What this task involves: Check every line below for the word "caption" and show those that hold it.

Stored data entries:
******

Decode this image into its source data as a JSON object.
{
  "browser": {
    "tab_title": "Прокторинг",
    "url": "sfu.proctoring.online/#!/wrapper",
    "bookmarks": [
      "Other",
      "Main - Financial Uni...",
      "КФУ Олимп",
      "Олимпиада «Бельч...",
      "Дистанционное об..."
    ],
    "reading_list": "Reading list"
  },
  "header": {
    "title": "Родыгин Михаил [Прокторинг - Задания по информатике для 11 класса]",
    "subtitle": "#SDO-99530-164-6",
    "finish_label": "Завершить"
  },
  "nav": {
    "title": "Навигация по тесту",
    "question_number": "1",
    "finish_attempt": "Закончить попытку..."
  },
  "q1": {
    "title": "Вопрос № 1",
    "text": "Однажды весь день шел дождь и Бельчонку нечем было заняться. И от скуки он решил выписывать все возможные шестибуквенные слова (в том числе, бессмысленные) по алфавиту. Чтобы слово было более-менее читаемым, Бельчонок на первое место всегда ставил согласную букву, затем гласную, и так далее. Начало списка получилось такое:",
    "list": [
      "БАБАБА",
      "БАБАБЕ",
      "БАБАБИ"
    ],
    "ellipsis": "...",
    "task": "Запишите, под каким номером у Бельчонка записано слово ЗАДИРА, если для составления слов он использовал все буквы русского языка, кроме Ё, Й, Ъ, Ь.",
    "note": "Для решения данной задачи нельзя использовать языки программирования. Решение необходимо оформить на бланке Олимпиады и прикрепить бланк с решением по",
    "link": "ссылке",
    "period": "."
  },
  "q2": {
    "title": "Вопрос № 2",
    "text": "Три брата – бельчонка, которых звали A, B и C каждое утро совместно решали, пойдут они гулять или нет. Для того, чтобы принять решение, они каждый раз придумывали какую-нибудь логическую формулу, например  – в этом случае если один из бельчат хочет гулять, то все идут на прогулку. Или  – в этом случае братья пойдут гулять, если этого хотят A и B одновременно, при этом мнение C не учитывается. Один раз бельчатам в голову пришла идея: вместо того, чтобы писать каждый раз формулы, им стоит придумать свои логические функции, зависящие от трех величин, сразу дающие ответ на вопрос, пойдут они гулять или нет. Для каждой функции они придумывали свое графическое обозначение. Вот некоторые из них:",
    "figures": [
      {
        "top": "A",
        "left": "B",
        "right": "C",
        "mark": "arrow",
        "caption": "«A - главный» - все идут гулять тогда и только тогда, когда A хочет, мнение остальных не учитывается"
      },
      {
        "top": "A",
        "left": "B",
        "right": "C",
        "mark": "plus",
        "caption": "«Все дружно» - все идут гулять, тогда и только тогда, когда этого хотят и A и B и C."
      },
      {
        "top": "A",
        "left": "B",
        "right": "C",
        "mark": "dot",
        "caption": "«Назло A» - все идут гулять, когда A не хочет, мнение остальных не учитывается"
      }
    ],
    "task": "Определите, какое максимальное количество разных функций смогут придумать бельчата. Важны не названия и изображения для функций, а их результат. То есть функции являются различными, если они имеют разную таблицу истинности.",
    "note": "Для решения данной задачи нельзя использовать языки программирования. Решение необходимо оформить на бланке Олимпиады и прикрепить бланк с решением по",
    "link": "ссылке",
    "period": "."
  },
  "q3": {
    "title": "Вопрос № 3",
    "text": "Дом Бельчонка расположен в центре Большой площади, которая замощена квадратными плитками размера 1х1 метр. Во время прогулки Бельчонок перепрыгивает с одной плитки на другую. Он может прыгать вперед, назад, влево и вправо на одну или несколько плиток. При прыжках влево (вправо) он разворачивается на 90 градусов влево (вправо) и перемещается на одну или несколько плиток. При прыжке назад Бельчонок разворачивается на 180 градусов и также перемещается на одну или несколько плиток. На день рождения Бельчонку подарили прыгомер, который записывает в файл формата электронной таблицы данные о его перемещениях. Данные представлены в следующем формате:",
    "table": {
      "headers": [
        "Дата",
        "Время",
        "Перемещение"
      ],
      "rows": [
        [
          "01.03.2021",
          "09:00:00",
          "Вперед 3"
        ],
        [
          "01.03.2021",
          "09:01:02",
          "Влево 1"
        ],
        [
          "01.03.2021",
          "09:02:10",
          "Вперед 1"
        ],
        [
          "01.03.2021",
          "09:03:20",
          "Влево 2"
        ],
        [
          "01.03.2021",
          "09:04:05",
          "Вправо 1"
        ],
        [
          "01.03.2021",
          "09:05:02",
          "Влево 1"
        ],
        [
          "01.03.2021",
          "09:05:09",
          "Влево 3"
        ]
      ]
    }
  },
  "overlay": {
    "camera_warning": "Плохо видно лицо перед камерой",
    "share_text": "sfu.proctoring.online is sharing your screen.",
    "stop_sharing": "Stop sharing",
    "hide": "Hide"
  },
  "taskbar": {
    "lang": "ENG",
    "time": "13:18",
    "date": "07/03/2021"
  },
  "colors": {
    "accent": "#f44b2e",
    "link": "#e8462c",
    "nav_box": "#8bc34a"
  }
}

******

Solution:
        "caption": "«A - главный» - все идут гулять тогда и только тогда, когда A хочет, мнение остальных не учитывается"
        "caption": "«Все дружно» - все идут гулять, тогда и только тогда, когда этого хотят и A и B и C."
        "caption": "«Назло A» - все идут гулять, когда A не хочет, мнение остальных не учитывается"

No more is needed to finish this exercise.